> _TASK GOAL_:
From the line that includes "Enumerate this screenshot's" to the last line of the records that follow, copy every line exactly and nothing more, omitting pictures.

-- Start STORED ROWS --

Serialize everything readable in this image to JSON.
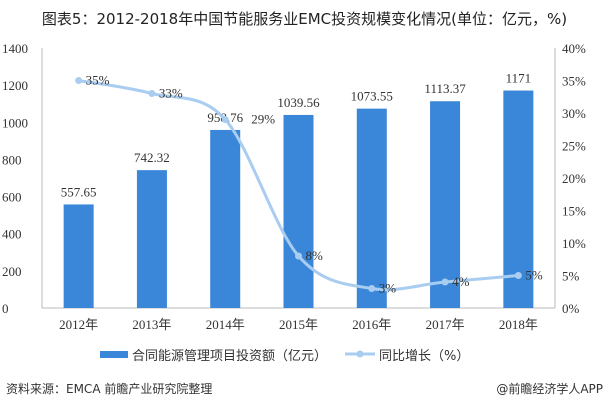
{
  "chart_data": {
    "type": "bar+line",
    "title": "图表5：2012-2018年中国节能服务业EMC投资规模变化情况(单位：亿元，%)",
    "categories": [
      "2012年",
      "2013年",
      "2014年",
      "2015年",
      "2016年",
      "2017年",
      "2018年"
    ],
    "series": [
      {
        "name": "合同能源管理项目投资额（亿元）",
        "type": "bar",
        "axis": "left",
        "color": "#3a86d8",
        "values": [
          557.65,
          742.32,
          958.76,
          1039.56,
          1073.55,
          1113.37,
          1171
        ],
        "labels": [
          "557.65",
          "742.32",
          "958.76",
          "1039.56",
          "1073.55",
          "1113.37",
          "1171"
        ]
      },
      {
        "name": "同比增长（%）",
        "type": "line",
        "axis": "right",
        "color": "#a9cdf0",
        "values": [
          35,
          33,
          29,
          8,
          3,
          4,
          5
        ],
        "labels": [
          "35%",
          "33%",
          "29%",
          "8%",
          "3%",
          "4%",
          "5%"
        ]
      }
    ],
    "y_left": {
      "range": [
        0,
        1400
      ],
      "ticks": [
        "0",
        "200",
        "400",
        "600",
        "800",
        "1000",
        "1200",
        "1400"
      ]
    },
    "y_right": {
      "range": [
        0,
        40
      ],
      "ticks": [
        "0%",
        "5%",
        "10%",
        "15%",
        "20%",
        "25%",
        "30%",
        "35%",
        "40%"
      ]
    },
    "grid": false,
    "legend_placement": "bottom"
  },
  "footer": {
    "source": "资料来源：EMCA 前瞻产业研究院整理",
    "credit": "@前瞻经济学人APP"
  }
}
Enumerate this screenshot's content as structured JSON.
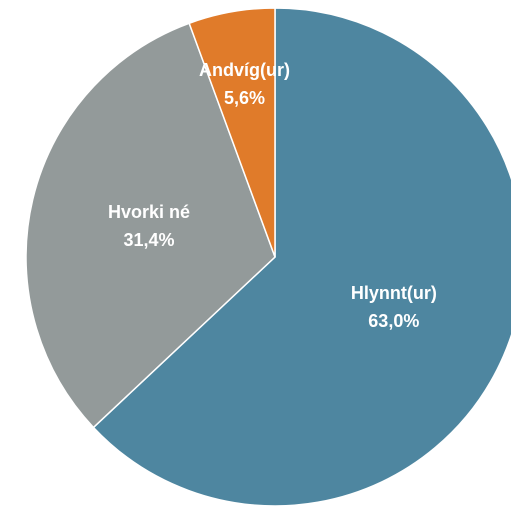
{
  "chart_data": {
    "type": "pie",
    "categories": [
      "Hlynnt(ur)",
      "Hvorki né",
      "Andvíg(ur)"
    ],
    "values": [
      63.0,
      31.4,
      5.6
    ],
    "value_labels": [
      "63,0%",
      "31,4%",
      "5,6%"
    ],
    "colors": [
      "#4e86a0",
      "#939a9a",
      "#e07b2a"
    ]
  }
}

-- End STORED ROWS --

> _WORKED ANSWER_:
Enumerate this screenshot's content as structured JSON.
{
  "chart_data": {
    "type": "pie",
    "categories": [
      "Hlynnt(ur)",
      "Hvorki né",
      "Andvíg(ur)"
    ],
    "values": [
      63.0,
      31.4,
      5.6
    ],
    "value_labels": [
      "63,0%",
      "31,4%",
      "5,6%"
    ],
    "colors": [
      "#4e86a0",
      "#939a9a",
      "#e07b2a"
    ]
  }
}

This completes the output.